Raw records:
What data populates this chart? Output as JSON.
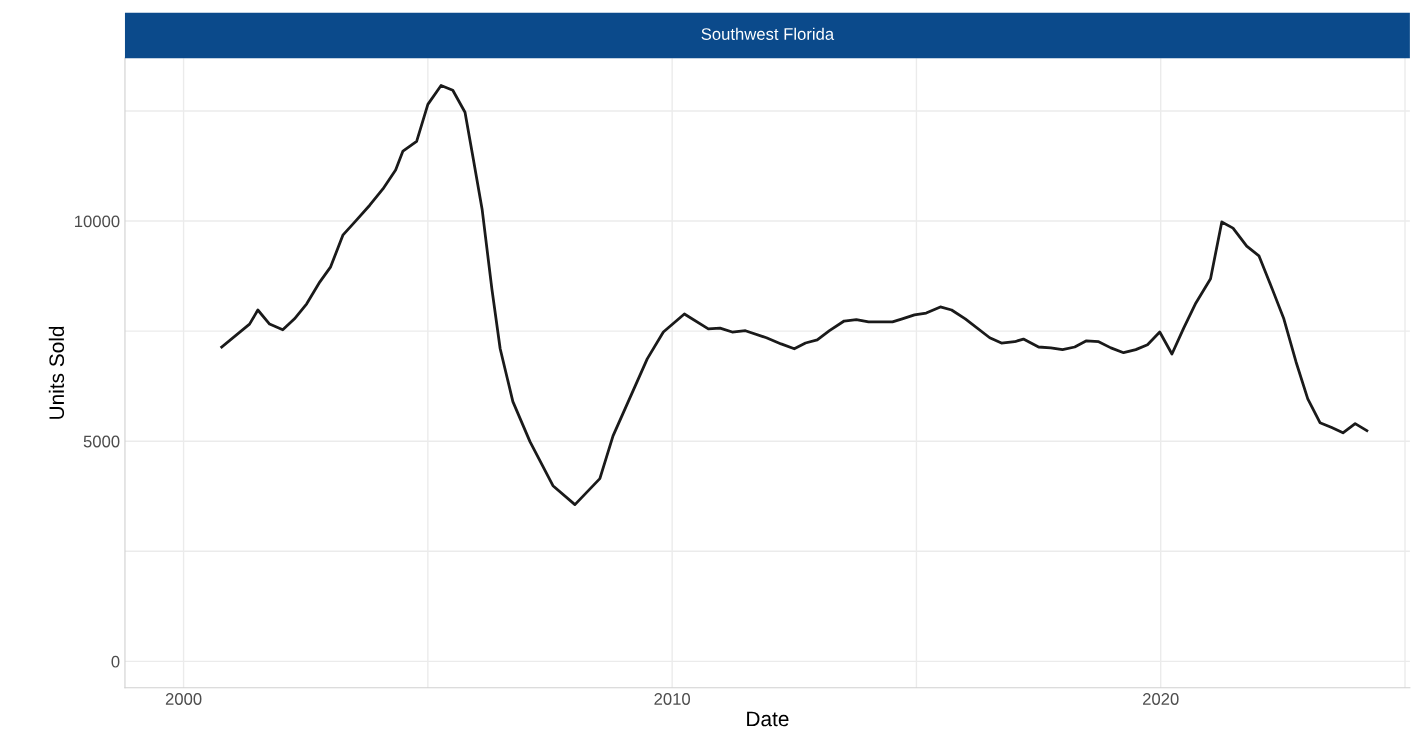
{
  "chart_data": {
    "type": "line",
    "title": "Southwest Florida",
    "xlabel": "Date",
    "ylabel": "Units Sold",
    "x": [
      2000.78,
      2001.35,
      2001.52,
      2001.76,
      2002.03,
      2002.27,
      2002.52,
      2002.79,
      2003.01,
      2003.26,
      2003.52,
      2003.81,
      2004.08,
      2004.34,
      2004.49,
      2004.77,
      2005.0,
      2005.27,
      2005.51,
      2005.76,
      2005.92,
      2006.11,
      2006.31,
      2006.48,
      2006.74,
      2007.09,
      2007.56,
      2008.01,
      2008.52,
      2008.79,
      2009.49,
      2009.82,
      2010.25,
      2010.74,
      2010.98,
      2011.23,
      2011.5,
      2011.93,
      2012.23,
      2012.5,
      2012.73,
      2012.97,
      2013.22,
      2013.52,
      2013.77,
      2014.02,
      2014.51,
      2014.71,
      2014.96,
      2015.2,
      2015.49,
      2015.72,
      2016.0,
      2016.5,
      2016.74,
      2017.01,
      2017.19,
      2017.5,
      2017.75,
      2017.99,
      2018.24,
      2018.48,
      2018.73,
      2018.98,
      2019.24,
      2019.49,
      2019.73,
      2019.98,
      2020.23,
      2020.47,
      2020.72,
      2021.02,
      2021.25,
      2021.48,
      2021.76,
      2022.01,
      2022.25,
      2022.52,
      2022.77,
      2023.01,
      2023.26,
      2023.5,
      2023.73,
      2023.98,
      2024.22
    ],
    "series": [
      {
        "color": "#1a1a1a",
        "values": [
          7140,
          7660,
          7980,
          7660,
          7530,
          7780,
          8120,
          8620,
          8960,
          9680,
          10000,
          10360,
          10730,
          11160,
          11590,
          11810,
          12650,
          13080,
          12970,
          12470,
          11470,
          10270,
          8460,
          7100,
          5900,
          4990,
          3990,
          3560,
          4150,
          5120,
          6870,
          7480,
          7890,
          7550,
          7570,
          7480,
          7510,
          7350,
          7210,
          7100,
          7230,
          7300,
          7510,
          7730,
          7760,
          7710,
          7710,
          7780,
          7870,
          7910,
          8050,
          7980,
          7780,
          7350,
          7230,
          7260,
          7320,
          7140,
          7120,
          7080,
          7140,
          7280,
          7260,
          7120,
          7010,
          7080,
          7190,
          7480,
          6980,
          7570,
          8140,
          8690,
          9980,
          9840,
          9430,
          9210,
          8550,
          7780,
          6800,
          5960,
          5420,
          5310,
          5190,
          5400,
          5240
        ]
      }
    ],
    "xlim": [
      1998.8,
      2025.1
    ],
    "xticks": [
      2000,
      {
        "value": 2005,
        "label": null
      },
      2010,
      {
        "value": 2015,
        "label": null
      },
      2020,
      {
        "value": 2025,
        "label": null
      }
    ],
    "ylim": [
      -600,
      13700
    ],
    "yticks": [
      0,
      {
        "value": 2500,
        "label": null
      },
      5000,
      {
        "value": 7500,
        "label": null
      },
      10000,
      {
        "value": 12500,
        "label": null
      }
    ],
    "grid": true,
    "line_style": "solid"
  }
}
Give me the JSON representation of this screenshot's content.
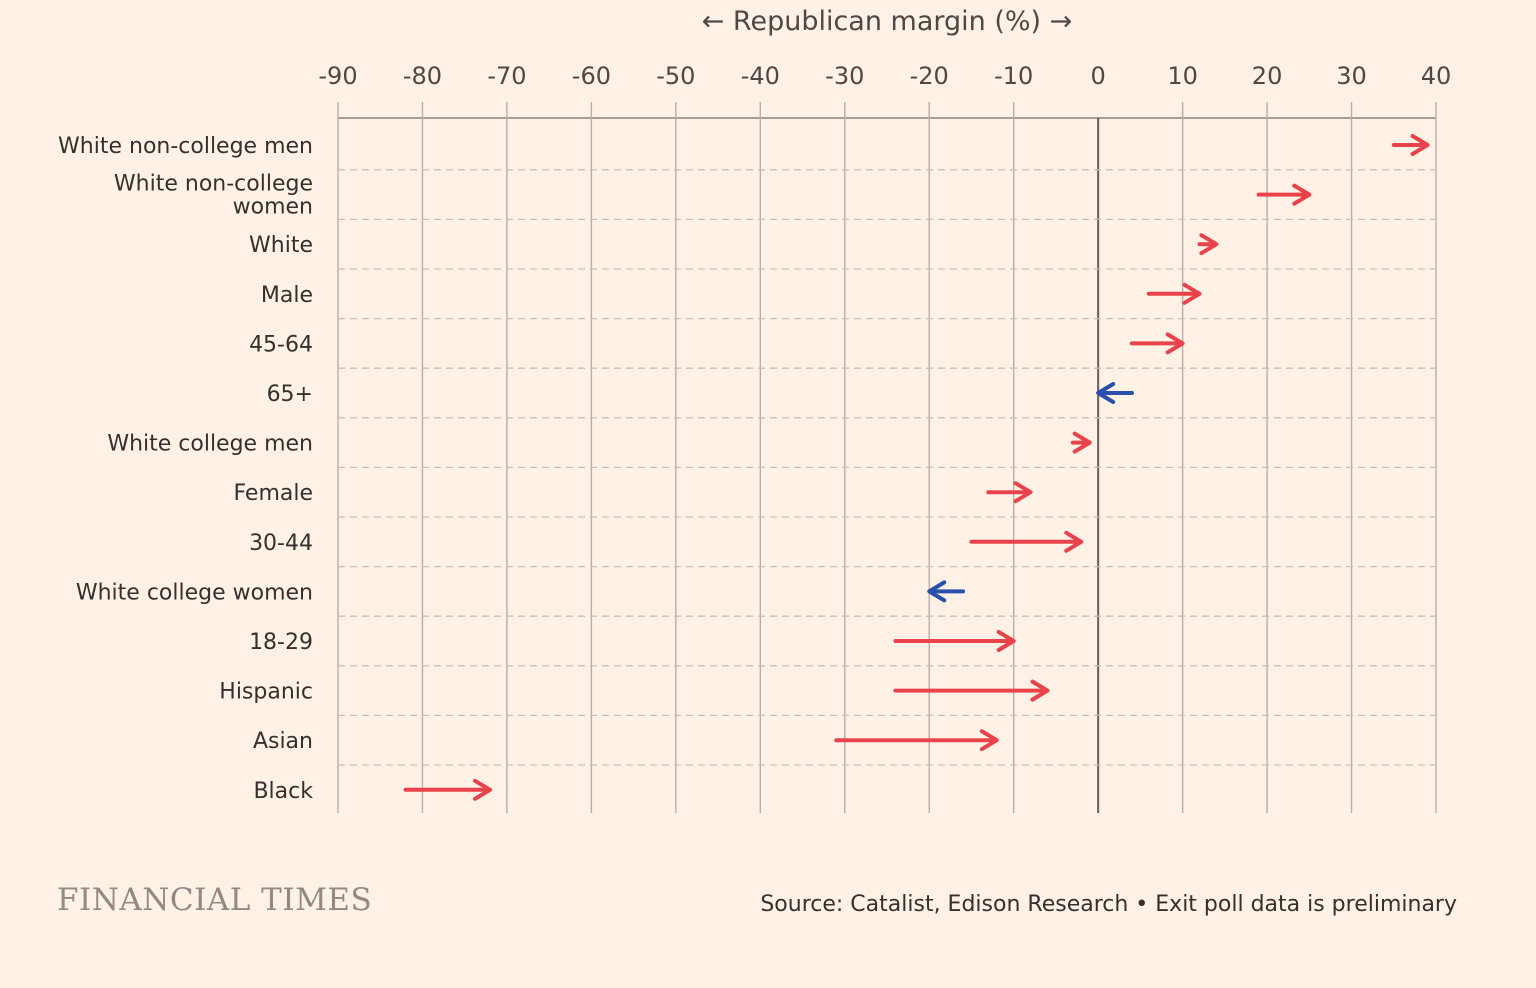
{
  "chart_data": {
    "type": "arrow",
    "title": "← Republican margin (%) →",
    "xlim": [
      -90,
      40
    ],
    "xticks": [
      -90,
      -80,
      -70,
      -60,
      -50,
      -40,
      -30,
      -20,
      -10,
      0,
      10,
      20,
      30,
      40
    ],
    "grid": true,
    "colors": {
      "toward_republican": "#e8424a",
      "toward_democrat": "#2a4fad"
    },
    "rows": [
      {
        "label": [
          "White non-college men"
        ],
        "from": 35,
        "to": 39
      },
      {
        "label": [
          "White non-college",
          "women"
        ],
        "from": 19,
        "to": 25
      },
      {
        "label": [
          "White"
        ],
        "from": 12,
        "to": 14
      },
      {
        "label": [
          "Male"
        ],
        "from": 6,
        "to": 12
      },
      {
        "label": [
          "45-64"
        ],
        "from": 4,
        "to": 10
      },
      {
        "label": [
          "65+"
        ],
        "from": 4,
        "to": 0
      },
      {
        "label": [
          "White college men"
        ],
        "from": -3,
        "to": -1
      },
      {
        "label": [
          "Female"
        ],
        "from": -13,
        "to": -8
      },
      {
        "label": [
          "30-44"
        ],
        "from": -15,
        "to": -2
      },
      {
        "label": [
          "White college women"
        ],
        "from": -16,
        "to": -20
      },
      {
        "label": [
          "18-29"
        ],
        "from": -24,
        "to": -10
      },
      {
        "label": [
          "Hispanic"
        ],
        "from": -24,
        "to": -6
      },
      {
        "label": [
          "Asian"
        ],
        "from": -31,
        "to": -12
      },
      {
        "label": [
          "Black"
        ],
        "from": -82,
        "to": -72
      }
    ]
  },
  "footer": {
    "brand": "FINANCIAL TIMES",
    "source": "Source: Catalist, Edison Research • Exit poll data is preliminary"
  }
}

■ What to produce:
Identify every line where the string "White" appears.

■ Exercise answer:
          "White non-college men"
          "White non-college",
          "White"
          "White college men"
          "White college women"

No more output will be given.